## Your objective
Print all entries precisely as they are written.

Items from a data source
• • • •

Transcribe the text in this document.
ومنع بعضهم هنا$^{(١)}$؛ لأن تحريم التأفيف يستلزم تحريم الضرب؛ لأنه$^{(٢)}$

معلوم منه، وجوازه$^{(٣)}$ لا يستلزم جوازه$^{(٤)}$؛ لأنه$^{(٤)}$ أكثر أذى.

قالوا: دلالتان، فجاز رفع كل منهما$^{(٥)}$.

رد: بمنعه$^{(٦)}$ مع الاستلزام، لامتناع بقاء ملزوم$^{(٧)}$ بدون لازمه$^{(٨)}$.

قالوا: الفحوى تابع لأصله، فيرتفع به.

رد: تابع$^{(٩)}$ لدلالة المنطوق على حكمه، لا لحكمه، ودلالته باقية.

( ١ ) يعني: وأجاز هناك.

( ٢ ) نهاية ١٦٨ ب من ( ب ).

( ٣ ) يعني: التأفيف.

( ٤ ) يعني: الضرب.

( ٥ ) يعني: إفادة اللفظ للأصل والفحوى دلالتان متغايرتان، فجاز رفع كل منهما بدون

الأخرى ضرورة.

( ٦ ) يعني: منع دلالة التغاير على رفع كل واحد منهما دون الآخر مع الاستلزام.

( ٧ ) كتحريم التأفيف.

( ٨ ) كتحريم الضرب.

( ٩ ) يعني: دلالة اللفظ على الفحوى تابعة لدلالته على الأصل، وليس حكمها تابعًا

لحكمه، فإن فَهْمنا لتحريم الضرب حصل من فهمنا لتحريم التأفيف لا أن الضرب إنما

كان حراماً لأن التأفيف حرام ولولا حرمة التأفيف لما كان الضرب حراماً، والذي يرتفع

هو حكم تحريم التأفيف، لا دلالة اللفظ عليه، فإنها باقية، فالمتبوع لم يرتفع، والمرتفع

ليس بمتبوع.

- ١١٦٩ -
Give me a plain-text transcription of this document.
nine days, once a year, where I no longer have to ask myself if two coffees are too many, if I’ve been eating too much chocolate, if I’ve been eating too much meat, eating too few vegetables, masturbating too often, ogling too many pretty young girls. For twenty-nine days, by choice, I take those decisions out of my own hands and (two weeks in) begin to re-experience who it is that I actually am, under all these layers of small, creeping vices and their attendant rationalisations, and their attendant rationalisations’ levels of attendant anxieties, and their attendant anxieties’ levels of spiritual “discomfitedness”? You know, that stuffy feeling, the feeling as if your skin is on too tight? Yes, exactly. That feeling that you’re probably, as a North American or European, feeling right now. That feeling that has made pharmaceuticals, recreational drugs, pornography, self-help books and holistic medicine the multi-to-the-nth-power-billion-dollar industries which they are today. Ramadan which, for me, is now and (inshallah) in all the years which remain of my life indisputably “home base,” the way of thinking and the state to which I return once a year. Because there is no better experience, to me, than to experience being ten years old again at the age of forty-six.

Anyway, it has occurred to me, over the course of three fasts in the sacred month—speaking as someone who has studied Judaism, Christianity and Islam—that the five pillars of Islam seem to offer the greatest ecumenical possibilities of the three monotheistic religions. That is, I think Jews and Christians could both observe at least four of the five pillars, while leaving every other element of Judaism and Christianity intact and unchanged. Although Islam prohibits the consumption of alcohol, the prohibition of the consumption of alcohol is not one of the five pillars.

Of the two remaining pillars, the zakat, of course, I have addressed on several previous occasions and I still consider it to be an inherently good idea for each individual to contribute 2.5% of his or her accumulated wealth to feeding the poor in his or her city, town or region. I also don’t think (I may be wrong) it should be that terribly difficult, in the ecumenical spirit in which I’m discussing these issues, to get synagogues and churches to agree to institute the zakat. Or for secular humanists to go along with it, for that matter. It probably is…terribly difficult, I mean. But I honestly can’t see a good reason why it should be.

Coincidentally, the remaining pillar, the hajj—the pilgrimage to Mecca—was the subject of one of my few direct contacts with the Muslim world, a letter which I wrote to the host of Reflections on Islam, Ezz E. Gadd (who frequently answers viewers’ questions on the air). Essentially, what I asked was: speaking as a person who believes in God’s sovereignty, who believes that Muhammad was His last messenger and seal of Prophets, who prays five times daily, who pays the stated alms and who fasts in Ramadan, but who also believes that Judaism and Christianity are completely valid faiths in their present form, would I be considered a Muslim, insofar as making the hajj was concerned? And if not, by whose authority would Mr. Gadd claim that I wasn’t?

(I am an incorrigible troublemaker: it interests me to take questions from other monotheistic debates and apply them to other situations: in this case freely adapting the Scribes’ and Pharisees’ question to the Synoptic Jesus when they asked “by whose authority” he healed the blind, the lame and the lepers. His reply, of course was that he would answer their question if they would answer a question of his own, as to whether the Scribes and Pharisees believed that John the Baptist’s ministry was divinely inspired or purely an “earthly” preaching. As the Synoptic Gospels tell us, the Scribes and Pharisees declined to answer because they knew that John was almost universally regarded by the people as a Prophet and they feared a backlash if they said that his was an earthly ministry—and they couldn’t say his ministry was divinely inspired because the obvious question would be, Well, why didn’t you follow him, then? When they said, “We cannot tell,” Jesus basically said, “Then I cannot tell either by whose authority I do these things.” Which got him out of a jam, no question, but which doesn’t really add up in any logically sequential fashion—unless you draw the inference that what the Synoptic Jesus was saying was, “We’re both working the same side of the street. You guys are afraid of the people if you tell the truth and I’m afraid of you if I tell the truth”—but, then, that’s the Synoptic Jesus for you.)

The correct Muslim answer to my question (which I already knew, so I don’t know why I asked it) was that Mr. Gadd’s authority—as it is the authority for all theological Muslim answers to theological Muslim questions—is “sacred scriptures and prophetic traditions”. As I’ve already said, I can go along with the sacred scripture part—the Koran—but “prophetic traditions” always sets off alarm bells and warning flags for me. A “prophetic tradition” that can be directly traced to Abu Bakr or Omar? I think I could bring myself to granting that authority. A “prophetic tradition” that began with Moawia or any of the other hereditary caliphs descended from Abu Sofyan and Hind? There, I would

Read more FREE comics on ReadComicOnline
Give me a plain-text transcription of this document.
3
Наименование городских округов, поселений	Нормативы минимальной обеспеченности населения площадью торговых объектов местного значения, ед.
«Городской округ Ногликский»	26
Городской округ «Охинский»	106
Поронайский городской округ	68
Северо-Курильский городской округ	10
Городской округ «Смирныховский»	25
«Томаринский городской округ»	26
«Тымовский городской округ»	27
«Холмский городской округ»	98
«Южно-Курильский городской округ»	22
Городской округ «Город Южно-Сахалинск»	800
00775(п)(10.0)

• • • •

## Written answer
Transcribe the text in this document.
ومنع بعضهم هنا$^{(١)}$؛ لأن تحريم التأفيف يستلزم تحريم الضرب؛ لأنه$^{(٢)}$

معلوم منه، وجوازه$^{(٣)}$ لا يستلزم جوازه$^{(٤)}$؛ لأنه$^{(٤)}$ أكثر أذى.

قالوا: دلالتان، فجاز رفع كل منهما$^{(٥)}$.

رد: بمنعه$^{(٦)}$ مع الاستلزام، لامتناع بقاء ملزوم$^{(٧)}$ بدون لازمه$^{(٨)}$.

قالوا: الفحوى تابع لأصله، فيرتفع به.

رد: تابع$^{(٩)}$ لدلالة المنطوق على حكمه، لا لحكمه، ودلالته باقية.

( ١ ) يعني: وأجاز هناك.

( ٢ ) نهاية ١٦٨ ب من ( ب ).

( ٣ ) يعني: التأفيف.

( ٤ ) يعني: الضرب.

( ٥ ) يعني: إفادة اللفظ للأصل والفحوى دلالتان متغايرتان، فجاز رفع كل منهما بدون

الأخرى ضرورة.

( ٦ ) يعني: منع دلالة التغاير على رفع كل واحد منهما دون الآخر مع الاستلزام.

( ٧ ) كتحريم التأفيف.

( ٨ ) كتحريم الضرب.

( ٩ ) يعني: دلالة اللفظ على الفحوى تابعة لدلالته على الأصل، وليس حكمها تابعًا

لحكمه، فإن فَهْمنا لتحريم الضرب حصل من فهمنا لتحريم التأفيف لا أن الضرب إنما

كان حراماً لأن التأفيف حرام ولولا حرمة التأفيف لما كان الضرب حراماً، والذي يرتفع

هو حكم تحريم التأفيف، لا دلالة اللفظ عليه، فإنها باقية، فالمتبوع لم يرتفع، والمرتفع

ليس بمتبوع.

- ١١٦٩ -
Give me a plain-text transcription of this document.
nine days, once a year, where I no longer have to ask myself if two coffees are too many, if I’ve been eating too much chocolate, if I’ve been eating too much meat, eating too few vegetables, masturbating too often, ogling too many pretty young girls. For twenty-nine days, by choice, I take those decisions out of my own hands and (two weeks in) begin to re-experience who it is that I actually am, under all these layers of small, creeping vices and their attendant rationalisations, and their attendant rationalisations’ levels of attendant anxieties, and their attendant anxieties’ levels of spiritual “discomfitedness”? You know, that stuffy feeling, the feeling as if your skin is on too tight? Yes, exactly. That feeling that you’re probably, as a North American or European, feeling right now. That feeling that has made pharmaceuticals, recreational drugs, pornography, self-help books and holistic medicine the multi-to-the-nth-power-billion-dollar industries which they are today. Ramadan which, for me, is now and (inshallah) in all the years which remain of my life indisputably “home base,” the way of thinking and the state to which I return once a year. Because there is no better experience, to me, than to experience being ten years old again at the age of forty-six.

Anyway, it has occurred to me, over the course of three fasts in the sacred month—speaking as someone who has studied Judaism, Christianity and Islam—that the five pillars of Islam seem to offer the greatest ecumenical possibilities of the three monotheistic religions. That is, I think Jews and Christians could both observe at least four of the five pillars, while leaving every other element of Judaism and Christianity intact and unchanged. Although Islam prohibits the consumption of alcohol, the prohibition of the consumption of alcohol is not one of the five pillars.

Of the two remaining pillars, the zakat, of course, I have addressed on several previous occasions and I still consider it to be an inherently good idea for each individual to contribute 2.5% of his or her accumulated wealth to feeding the poor in his or her city, town or region. I also don’t think (I may be wrong) it should be that terribly difficult, in the ecumenical spirit in which I’m discussing these issues, to get synagogues and churches to agree to institute the zakat. Or for secular humanists to go along with it, for that matter. It probably is…terribly difficult, I mean. But I honestly can’t see a good reason why it should be.

Coincidentally, the remaining pillar, the hajj—the pilgrimage to Mecca—was the subject of one of my few direct contacts with the Muslim world, a letter which I wrote to the host of Reflections on Islam, Ezz E. Gadd (who frequently answers viewers’ questions on the air). Essentially, what I asked was: speaking as a person who believes in God’s sovereignty, who believes that Muhammad was His last messenger and seal of Prophets, who prays five times daily, who pays the stated alms and who fasts in Ramadan, but who also believes that Judaism and Christianity are completely valid faiths in their present form, would I be considered a Muslim, insofar as making the hajj was concerned? And if not, by whose authority would Mr. Gadd claim that I wasn’t?

(I am an incorrigible troublemaker: it interests me to take questions from other monotheistic debates and apply them to other situations: in this case freely adapting the Scribes’ and Pharisees’ question to the Synoptic Jesus when they asked “by whose authority” he healed the blind, the lame and the lepers. His reply, of course was that he would answer their question if they would answer a question of his own, as to whether the Scribes and Pharisees believed that John the Baptist’s ministry was divinely inspired or purely an “earthly” preaching. As the Synoptic Gospels tell us, the Scribes and Pharisees declined to answer because they knew that John was almost universally regarded by the people as a Prophet and they feared a backlash if they said that his was an earthly ministry—and they couldn’t say his ministry was divinely inspired because the obvious question would be, Well, why didn’t you follow him, then? When they said, “We cannot tell,” Jesus basically said, “Then I cannot tell either by whose authority I do these things.” Which got him out of a jam, no question, but which doesn’t really add up in any logically sequential fashion—unless you draw the inference that what the Synoptic Jesus was saying was, “We’re both working the same side of the street. You guys are afraid of the people if you tell the truth and I’m afraid of you if I tell the truth”—but, then, that’s the Synoptic Jesus for you.)

The correct Muslim answer to my question (which I already knew, so I don’t know why I asked it) was that Mr. Gadd’s authority—as it is the authority for all theological Muslim answers to theological Muslim questions—is “sacred scriptures and prophetic traditions”. As I’ve already said, I can go along with the sacred scripture part—the Koran—but “prophetic traditions” always sets off alarm bells and warning flags for me. A “prophetic tradition” that can be directly traced to Abu Bakr or Omar? I think I could bring myself to granting that authority. A “prophetic tradition” that began with Moawia or any of the other hereditary caliphs descended from Abu Sofyan and Hind? There, I would

Read more FREE comics on ReadComicOnline
Give me a plain-text transcription of this document.
3
Наименование городских округов, поселений	Нормативы минимальной обеспеченности населения площадью торговых объектов местного значения, ед.
«Городской округ Ногликский»	26
Городской округ «Охинский»	106
Поронайский городской округ	68
Северо-Курильский городской округ	10
Городской округ «Смирныховский»	25
«Томаринский городской округ»	26
«Тымовский городской округ»	27
«Холмский городской округ»	98
«Южно-Курильский городской округ»	22
Городской округ «Город Южно-Сахалинск»	800
00775(п)(10.0)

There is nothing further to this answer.